--- start of Task input ---

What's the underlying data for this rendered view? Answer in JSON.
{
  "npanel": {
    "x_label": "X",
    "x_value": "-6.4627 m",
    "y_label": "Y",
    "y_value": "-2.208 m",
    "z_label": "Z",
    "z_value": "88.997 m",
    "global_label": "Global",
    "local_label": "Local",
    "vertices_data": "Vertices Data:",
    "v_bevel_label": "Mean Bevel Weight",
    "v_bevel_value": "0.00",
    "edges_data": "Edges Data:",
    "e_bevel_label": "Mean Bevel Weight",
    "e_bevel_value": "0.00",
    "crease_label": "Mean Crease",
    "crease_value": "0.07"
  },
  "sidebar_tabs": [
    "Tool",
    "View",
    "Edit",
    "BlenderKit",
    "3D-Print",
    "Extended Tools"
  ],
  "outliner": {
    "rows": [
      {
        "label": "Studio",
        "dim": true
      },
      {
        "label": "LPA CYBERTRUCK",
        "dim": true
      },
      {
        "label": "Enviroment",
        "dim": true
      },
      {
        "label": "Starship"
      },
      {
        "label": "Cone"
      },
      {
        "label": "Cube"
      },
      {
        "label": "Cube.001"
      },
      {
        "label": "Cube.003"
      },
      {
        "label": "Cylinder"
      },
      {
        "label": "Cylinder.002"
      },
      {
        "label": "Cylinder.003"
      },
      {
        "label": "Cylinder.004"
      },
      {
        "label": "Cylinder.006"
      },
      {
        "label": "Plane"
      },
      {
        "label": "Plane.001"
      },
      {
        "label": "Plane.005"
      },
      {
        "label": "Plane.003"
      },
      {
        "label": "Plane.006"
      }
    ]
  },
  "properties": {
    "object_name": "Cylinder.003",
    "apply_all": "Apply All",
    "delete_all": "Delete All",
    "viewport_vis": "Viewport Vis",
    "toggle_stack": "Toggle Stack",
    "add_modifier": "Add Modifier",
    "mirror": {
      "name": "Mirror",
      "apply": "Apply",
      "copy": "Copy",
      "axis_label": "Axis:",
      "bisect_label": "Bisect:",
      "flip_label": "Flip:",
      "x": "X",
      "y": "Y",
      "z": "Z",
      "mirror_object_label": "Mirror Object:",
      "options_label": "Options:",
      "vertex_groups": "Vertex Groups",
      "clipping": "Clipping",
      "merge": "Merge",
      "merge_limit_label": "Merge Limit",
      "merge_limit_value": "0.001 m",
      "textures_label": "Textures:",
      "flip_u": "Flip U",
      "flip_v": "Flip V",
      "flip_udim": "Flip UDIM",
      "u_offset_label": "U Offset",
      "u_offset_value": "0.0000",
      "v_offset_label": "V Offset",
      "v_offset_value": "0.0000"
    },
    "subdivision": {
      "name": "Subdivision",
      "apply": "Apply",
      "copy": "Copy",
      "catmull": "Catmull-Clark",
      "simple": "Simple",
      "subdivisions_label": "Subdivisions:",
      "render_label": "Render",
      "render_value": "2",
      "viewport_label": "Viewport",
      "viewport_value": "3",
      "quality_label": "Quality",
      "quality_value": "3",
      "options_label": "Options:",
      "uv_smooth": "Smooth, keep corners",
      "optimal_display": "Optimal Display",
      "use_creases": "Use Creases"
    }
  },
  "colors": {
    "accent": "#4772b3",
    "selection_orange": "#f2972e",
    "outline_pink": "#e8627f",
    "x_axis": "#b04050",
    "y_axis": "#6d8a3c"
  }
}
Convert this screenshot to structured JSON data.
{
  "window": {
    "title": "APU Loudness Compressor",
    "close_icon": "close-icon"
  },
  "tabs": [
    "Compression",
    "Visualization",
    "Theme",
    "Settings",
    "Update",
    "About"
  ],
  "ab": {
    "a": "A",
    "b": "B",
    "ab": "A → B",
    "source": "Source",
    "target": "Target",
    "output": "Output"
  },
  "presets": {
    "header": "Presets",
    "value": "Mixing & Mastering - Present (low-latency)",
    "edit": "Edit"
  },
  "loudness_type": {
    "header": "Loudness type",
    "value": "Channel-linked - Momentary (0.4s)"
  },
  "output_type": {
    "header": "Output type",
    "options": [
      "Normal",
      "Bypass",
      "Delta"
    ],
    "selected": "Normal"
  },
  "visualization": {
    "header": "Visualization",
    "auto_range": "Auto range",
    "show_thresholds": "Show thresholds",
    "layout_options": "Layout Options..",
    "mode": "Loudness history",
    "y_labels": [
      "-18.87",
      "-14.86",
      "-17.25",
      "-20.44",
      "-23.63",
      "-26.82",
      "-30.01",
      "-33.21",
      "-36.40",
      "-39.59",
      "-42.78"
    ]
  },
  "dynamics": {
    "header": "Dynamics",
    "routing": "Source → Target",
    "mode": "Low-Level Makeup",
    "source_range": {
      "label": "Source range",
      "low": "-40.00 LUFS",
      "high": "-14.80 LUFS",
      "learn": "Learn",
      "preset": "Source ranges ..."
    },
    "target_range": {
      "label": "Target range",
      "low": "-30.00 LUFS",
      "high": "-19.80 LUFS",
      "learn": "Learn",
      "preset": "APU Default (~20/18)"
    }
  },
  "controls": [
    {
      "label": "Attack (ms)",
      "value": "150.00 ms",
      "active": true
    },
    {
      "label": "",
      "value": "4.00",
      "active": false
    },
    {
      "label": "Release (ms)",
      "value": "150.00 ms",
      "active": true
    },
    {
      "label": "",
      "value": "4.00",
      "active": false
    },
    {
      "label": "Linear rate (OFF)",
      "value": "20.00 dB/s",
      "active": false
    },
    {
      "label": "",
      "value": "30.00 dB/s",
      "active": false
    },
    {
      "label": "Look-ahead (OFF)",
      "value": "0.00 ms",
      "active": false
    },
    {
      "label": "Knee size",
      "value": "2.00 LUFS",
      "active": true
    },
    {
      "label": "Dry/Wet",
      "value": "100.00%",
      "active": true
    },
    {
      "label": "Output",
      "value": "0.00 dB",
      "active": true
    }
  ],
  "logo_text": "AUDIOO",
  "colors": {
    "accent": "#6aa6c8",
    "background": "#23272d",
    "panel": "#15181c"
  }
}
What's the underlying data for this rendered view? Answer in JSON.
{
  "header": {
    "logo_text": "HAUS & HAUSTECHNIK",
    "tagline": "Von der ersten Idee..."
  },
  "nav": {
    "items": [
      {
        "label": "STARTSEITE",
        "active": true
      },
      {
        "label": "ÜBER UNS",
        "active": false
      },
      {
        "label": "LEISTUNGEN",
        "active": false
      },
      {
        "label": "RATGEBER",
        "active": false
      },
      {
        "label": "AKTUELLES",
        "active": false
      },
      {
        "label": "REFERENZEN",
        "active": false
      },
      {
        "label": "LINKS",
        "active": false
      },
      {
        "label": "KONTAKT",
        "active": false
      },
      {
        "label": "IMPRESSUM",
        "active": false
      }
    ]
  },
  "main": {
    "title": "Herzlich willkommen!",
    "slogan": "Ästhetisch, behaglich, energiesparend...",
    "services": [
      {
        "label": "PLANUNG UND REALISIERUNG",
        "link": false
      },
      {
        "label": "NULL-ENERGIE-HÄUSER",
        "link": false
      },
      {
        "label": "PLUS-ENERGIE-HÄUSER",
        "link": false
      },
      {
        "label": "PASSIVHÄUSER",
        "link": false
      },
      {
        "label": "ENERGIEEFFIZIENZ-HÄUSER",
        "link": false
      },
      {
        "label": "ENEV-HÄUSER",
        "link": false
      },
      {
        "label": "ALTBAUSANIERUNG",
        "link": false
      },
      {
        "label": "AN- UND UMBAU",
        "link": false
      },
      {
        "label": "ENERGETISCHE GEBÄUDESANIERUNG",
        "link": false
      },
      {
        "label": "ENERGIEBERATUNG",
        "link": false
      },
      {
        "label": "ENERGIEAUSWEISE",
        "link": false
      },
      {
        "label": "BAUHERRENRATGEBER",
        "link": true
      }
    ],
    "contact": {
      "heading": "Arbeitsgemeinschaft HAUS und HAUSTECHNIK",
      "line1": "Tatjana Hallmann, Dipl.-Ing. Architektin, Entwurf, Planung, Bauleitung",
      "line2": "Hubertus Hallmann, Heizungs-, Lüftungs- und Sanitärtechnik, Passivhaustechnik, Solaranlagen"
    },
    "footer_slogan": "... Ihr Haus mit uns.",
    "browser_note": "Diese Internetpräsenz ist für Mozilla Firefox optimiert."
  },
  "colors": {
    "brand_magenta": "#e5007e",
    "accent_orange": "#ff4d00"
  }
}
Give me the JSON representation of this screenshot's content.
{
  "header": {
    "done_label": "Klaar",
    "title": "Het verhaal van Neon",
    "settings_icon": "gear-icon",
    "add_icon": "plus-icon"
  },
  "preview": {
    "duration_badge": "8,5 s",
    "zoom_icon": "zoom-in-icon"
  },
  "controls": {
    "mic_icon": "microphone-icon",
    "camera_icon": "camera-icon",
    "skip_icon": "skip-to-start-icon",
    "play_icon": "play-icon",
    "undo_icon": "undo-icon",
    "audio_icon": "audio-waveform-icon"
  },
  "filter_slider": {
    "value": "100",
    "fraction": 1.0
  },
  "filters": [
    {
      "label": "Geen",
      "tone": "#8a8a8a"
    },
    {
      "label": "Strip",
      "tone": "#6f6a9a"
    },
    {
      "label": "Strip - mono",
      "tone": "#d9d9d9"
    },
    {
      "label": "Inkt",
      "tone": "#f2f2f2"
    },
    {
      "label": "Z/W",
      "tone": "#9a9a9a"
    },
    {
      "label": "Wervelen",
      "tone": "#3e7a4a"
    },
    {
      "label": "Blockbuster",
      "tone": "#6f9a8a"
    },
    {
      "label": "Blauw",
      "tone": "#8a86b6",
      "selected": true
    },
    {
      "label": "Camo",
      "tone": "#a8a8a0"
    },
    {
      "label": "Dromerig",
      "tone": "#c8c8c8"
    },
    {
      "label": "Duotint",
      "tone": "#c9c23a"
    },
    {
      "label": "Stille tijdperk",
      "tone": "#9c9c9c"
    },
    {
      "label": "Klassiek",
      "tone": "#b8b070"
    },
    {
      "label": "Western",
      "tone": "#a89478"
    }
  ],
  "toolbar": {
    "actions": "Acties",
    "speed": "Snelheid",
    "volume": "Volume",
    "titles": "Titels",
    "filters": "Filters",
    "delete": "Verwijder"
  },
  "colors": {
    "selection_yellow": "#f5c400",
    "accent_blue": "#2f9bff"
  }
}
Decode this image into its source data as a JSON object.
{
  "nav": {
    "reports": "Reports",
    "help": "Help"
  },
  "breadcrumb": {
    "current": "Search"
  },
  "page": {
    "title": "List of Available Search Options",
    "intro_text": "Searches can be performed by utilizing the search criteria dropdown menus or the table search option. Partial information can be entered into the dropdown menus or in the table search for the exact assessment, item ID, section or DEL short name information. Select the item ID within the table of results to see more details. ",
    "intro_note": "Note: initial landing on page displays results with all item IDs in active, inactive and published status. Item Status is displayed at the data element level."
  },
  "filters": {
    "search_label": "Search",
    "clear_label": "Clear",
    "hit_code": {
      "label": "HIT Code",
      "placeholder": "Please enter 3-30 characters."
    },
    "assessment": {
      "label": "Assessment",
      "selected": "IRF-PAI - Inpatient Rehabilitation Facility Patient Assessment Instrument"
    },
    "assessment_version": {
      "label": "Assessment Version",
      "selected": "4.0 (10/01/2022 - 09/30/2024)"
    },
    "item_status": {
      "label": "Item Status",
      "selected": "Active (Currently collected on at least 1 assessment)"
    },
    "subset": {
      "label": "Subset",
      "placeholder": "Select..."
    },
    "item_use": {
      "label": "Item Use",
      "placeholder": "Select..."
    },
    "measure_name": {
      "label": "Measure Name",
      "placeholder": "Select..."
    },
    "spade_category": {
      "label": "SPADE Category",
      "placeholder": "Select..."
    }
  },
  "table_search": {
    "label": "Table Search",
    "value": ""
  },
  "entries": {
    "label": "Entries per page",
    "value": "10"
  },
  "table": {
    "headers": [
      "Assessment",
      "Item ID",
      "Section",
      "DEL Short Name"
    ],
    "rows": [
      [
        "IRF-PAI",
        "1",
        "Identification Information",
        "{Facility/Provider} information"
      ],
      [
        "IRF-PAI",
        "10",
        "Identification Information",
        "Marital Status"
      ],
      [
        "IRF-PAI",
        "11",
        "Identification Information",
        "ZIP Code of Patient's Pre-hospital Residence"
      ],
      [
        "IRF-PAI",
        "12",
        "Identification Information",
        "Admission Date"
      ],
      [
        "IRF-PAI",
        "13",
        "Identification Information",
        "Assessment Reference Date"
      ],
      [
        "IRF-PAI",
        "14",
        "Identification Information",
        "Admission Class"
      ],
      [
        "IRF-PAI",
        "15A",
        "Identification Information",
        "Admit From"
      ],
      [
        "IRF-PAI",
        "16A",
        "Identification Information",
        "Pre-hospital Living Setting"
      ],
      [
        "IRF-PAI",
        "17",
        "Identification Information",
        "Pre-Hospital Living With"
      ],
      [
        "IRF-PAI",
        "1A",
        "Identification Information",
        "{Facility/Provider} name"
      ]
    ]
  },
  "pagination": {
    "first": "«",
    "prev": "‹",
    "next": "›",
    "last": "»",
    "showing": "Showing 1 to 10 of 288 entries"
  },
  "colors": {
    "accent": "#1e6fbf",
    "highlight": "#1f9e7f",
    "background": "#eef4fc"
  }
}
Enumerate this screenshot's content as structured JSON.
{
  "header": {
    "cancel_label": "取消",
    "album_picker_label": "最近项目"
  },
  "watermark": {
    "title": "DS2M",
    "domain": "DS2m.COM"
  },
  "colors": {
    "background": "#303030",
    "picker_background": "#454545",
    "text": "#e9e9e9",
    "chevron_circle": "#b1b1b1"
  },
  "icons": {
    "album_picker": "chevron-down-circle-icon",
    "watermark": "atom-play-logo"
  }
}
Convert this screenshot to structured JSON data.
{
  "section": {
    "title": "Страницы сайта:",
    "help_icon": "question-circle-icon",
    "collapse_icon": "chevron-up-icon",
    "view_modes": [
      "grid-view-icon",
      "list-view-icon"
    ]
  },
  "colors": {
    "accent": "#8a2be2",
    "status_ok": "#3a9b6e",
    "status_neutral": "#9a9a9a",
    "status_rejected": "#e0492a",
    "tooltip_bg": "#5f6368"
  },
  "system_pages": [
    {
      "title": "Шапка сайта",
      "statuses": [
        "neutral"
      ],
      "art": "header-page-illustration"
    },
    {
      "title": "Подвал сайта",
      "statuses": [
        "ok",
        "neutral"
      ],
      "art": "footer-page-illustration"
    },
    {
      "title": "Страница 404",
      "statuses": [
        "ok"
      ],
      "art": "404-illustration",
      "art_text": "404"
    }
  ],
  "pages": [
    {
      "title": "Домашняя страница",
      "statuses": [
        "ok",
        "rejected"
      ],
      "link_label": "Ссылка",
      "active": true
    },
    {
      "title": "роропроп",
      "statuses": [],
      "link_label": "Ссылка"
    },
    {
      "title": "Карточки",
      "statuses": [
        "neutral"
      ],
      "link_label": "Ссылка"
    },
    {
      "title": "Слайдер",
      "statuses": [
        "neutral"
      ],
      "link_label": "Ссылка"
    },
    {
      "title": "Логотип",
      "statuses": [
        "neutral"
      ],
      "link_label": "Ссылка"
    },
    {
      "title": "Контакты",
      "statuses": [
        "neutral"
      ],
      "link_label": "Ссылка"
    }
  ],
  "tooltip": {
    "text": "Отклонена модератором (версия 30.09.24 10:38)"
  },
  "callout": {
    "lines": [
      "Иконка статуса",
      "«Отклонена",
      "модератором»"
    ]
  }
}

--- end of Task input ---

Filter the data for the string "screenshot" and copy every line that has it.

Task output:
Convert this screenshot to structured JSON data.
Give me the JSON representation of this screenshot's content.
Enumerate this screenshot's content as structured JSON.
Convert this screenshot to structured JSON data.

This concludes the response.